### WORK REQUIRED
Review the lines that follow and copy each one that contains the word "kopiering".

--- begin GIVEN ENTRIES ---

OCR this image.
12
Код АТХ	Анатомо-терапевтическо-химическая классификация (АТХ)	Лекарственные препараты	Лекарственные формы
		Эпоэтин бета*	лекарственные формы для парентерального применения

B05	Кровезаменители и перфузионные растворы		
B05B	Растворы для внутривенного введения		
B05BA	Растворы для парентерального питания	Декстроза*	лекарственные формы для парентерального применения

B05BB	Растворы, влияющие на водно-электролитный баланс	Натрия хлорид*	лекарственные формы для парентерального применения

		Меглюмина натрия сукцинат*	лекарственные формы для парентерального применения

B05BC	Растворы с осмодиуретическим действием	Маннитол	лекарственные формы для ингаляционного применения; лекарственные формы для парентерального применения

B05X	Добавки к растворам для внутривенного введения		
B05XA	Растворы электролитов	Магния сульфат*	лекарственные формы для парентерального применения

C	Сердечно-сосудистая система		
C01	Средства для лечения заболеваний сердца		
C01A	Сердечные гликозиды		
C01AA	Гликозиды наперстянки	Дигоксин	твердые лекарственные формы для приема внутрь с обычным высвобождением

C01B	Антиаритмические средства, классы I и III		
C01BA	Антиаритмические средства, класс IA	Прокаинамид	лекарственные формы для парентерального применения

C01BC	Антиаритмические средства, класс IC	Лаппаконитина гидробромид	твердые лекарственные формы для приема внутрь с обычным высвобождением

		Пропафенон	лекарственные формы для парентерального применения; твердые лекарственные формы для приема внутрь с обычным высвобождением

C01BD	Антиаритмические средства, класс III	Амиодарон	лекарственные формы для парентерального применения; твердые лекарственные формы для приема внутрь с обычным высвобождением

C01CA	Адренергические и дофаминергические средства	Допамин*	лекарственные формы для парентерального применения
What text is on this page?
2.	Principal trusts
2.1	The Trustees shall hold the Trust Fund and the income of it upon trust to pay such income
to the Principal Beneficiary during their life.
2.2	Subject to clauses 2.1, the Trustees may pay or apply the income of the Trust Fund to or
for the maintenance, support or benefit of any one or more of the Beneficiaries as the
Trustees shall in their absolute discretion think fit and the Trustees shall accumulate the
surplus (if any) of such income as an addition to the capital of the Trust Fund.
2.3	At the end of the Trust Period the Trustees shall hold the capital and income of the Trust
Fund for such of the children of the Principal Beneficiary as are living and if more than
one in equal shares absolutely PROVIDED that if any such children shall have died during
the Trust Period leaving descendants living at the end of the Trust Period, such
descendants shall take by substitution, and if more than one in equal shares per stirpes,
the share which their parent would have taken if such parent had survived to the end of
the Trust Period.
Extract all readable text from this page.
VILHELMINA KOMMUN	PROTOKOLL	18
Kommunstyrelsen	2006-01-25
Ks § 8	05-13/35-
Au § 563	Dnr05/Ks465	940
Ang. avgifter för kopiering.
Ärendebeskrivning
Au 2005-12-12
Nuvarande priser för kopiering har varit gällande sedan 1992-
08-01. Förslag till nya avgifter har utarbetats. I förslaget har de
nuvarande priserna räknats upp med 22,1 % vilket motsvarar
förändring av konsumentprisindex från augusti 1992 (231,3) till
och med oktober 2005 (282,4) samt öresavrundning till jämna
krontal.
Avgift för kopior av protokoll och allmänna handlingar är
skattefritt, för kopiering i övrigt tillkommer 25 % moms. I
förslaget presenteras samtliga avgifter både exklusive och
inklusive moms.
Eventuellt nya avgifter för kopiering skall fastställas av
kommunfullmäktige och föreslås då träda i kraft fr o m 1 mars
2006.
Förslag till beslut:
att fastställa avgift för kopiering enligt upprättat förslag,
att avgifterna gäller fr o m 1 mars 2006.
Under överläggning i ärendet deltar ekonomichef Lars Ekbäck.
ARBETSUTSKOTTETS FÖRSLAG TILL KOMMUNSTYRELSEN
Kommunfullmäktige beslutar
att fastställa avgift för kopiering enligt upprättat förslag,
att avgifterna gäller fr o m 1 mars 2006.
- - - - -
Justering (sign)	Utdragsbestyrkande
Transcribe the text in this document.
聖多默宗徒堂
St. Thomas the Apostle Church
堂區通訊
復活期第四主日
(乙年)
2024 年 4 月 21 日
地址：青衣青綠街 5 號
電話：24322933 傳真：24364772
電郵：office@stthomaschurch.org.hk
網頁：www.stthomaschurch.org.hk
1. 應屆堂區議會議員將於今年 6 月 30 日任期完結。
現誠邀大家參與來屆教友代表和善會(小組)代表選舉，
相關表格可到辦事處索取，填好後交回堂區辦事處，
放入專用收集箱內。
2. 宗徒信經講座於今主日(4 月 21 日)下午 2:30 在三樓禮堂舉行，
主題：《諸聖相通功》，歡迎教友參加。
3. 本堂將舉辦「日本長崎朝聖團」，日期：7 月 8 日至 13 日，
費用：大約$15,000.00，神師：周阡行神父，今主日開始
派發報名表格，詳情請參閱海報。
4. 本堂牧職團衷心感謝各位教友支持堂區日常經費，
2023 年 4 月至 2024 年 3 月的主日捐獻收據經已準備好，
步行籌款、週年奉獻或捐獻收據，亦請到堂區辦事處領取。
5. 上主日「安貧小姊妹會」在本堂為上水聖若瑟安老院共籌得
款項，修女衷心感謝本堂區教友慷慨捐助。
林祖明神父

--- end GIVEN ENTRIES ---

### THE RESULT
Ang. avgifter för kopiering.
Nuvarande priser för kopiering har varit gällande sedan 1992-
skattefritt, för kopiering i övrigt tillkommer 25 % moms. I
Eventuellt nya avgifter för kopiering skall fastställas av
att fastställa avgift för kopiering enligt upprättat förslag,
att fastställa avgift för kopiering enligt upprättat förslag,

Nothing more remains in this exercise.